Write out, unchanged, the lines from the one holding "Parse this screenshot: output" to the close of the listing. Both the first and last lines belong in it.

** Start of Data section **

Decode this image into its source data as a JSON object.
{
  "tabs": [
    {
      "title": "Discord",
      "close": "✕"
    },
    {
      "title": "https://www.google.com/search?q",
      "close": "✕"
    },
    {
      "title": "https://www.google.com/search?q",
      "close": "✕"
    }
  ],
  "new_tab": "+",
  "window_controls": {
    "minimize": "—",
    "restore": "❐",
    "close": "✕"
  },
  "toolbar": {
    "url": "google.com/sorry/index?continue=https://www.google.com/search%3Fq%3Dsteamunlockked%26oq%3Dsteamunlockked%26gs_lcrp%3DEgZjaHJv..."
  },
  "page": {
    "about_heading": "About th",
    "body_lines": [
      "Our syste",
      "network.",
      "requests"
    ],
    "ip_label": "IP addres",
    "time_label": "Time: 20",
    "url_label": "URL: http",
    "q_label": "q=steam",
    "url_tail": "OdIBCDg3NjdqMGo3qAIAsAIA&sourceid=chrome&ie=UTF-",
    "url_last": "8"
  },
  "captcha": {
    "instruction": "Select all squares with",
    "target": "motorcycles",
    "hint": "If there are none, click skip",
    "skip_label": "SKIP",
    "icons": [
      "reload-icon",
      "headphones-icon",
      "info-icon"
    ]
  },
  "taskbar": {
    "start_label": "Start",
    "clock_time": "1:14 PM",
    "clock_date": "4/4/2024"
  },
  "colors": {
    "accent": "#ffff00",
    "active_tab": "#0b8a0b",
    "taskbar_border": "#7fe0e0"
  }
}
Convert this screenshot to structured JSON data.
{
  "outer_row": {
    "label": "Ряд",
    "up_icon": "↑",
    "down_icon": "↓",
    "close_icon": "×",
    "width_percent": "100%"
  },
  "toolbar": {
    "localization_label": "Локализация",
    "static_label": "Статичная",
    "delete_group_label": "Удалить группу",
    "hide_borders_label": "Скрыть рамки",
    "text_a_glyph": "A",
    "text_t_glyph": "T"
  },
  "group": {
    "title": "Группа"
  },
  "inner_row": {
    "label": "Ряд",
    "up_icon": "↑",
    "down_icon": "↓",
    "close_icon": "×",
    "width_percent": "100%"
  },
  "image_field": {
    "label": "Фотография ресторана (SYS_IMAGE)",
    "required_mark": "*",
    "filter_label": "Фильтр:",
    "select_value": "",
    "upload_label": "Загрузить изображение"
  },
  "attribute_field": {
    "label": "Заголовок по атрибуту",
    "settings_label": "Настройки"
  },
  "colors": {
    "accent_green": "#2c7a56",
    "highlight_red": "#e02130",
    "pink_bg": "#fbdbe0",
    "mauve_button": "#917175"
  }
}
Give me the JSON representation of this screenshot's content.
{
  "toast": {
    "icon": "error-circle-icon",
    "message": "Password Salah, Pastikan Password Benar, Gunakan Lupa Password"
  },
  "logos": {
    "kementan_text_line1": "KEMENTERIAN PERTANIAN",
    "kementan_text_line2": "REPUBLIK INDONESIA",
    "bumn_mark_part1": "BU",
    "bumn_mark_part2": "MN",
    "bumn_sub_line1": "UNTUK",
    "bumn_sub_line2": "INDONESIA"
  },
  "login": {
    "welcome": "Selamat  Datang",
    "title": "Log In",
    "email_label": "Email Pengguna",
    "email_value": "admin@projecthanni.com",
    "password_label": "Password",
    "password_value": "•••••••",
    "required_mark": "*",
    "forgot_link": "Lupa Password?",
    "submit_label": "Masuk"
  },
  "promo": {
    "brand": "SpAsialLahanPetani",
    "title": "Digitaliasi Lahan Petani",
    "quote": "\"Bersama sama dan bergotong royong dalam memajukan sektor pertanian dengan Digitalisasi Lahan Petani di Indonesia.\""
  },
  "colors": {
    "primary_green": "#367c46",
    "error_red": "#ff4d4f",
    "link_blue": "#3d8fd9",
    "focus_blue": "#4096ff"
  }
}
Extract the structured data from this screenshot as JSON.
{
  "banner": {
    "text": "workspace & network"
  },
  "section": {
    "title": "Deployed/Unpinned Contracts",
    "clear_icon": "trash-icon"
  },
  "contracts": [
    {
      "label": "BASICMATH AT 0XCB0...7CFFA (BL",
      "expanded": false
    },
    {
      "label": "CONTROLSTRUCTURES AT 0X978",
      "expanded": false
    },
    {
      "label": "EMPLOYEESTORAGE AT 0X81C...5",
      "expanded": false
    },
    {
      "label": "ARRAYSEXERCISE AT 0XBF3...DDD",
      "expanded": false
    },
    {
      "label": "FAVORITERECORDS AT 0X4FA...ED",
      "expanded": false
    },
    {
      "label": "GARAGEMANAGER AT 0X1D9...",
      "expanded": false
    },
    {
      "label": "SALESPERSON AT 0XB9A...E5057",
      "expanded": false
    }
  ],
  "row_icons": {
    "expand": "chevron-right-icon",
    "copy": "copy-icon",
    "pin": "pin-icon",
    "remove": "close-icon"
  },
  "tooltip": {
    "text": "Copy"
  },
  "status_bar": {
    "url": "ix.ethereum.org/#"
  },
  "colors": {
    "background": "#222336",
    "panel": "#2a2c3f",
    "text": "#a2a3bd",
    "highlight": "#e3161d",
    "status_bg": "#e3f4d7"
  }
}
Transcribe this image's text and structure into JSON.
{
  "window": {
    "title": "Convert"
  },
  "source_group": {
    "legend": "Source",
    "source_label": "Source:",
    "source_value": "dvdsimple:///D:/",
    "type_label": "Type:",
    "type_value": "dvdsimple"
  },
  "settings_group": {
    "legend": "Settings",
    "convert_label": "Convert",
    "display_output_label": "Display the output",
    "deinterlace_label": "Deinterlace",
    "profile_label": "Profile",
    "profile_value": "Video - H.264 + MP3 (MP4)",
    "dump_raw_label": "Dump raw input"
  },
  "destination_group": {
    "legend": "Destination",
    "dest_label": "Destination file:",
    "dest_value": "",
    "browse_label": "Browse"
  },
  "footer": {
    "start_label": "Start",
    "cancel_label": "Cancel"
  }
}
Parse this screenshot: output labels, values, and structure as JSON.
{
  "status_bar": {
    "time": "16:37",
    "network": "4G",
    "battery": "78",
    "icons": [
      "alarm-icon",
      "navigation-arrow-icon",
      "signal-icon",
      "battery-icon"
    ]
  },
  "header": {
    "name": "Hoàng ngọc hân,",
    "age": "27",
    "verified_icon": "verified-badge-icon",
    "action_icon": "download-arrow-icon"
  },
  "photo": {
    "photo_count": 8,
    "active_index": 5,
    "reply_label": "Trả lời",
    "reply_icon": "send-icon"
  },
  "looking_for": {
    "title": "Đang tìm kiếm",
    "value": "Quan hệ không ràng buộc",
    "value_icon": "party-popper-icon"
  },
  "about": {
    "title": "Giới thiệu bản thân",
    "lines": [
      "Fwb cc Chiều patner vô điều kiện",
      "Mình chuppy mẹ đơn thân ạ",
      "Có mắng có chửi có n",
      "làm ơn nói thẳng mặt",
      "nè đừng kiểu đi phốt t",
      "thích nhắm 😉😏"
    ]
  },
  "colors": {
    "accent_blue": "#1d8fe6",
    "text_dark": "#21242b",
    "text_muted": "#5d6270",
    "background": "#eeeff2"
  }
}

** End of Data section **

▸ **Answer to this task**
Parse this screenshot: output labels, values, and structure as JSON.
{
  "status_bar": {
    "time": "16:37",
    "network": "4G",
    "battery": "78",
    "icons": [
      "alarm-icon",
      "navigation-arrow-icon",
      "signal-icon",
      "battery-icon"
    ]
  },
  "header": {
    "name": "Hoàng ngọc hân,",
    "age": "27",
    "verified_icon": "verified-badge-icon",
    "action_icon": "download-arrow-icon"
  },
  "photo": {
    "photo_count": 8,
    "active_index": 5,
    "reply_label": "Trả lời",
    "reply_icon": "send-icon"
  },
  "looking_for": {
    "title": "Đang tìm kiếm",
    "value": "Quan hệ không ràng buộc",
    "value_icon": "party-popper-icon"
  },
  "about": {
    "title": "Giới thiệu bản thân",
    "lines": [
      "Fwb cc Chiều patner vô điều kiện",
      "Mình chuppy mẹ đơn thân ạ",
      "Có mắng có chửi có n",
      "làm ơn nói thẳng mặt",
      "nè đừng kiểu đi phốt t",
      "thích nhắm 😉😏"
    ]
  },
  "colors": {
    "accent_blue": "#1d8fe6",
    "text_dark": "#21242b",
    "text_muted": "#5d6270",
    "background": "#eeeff2"
  }
}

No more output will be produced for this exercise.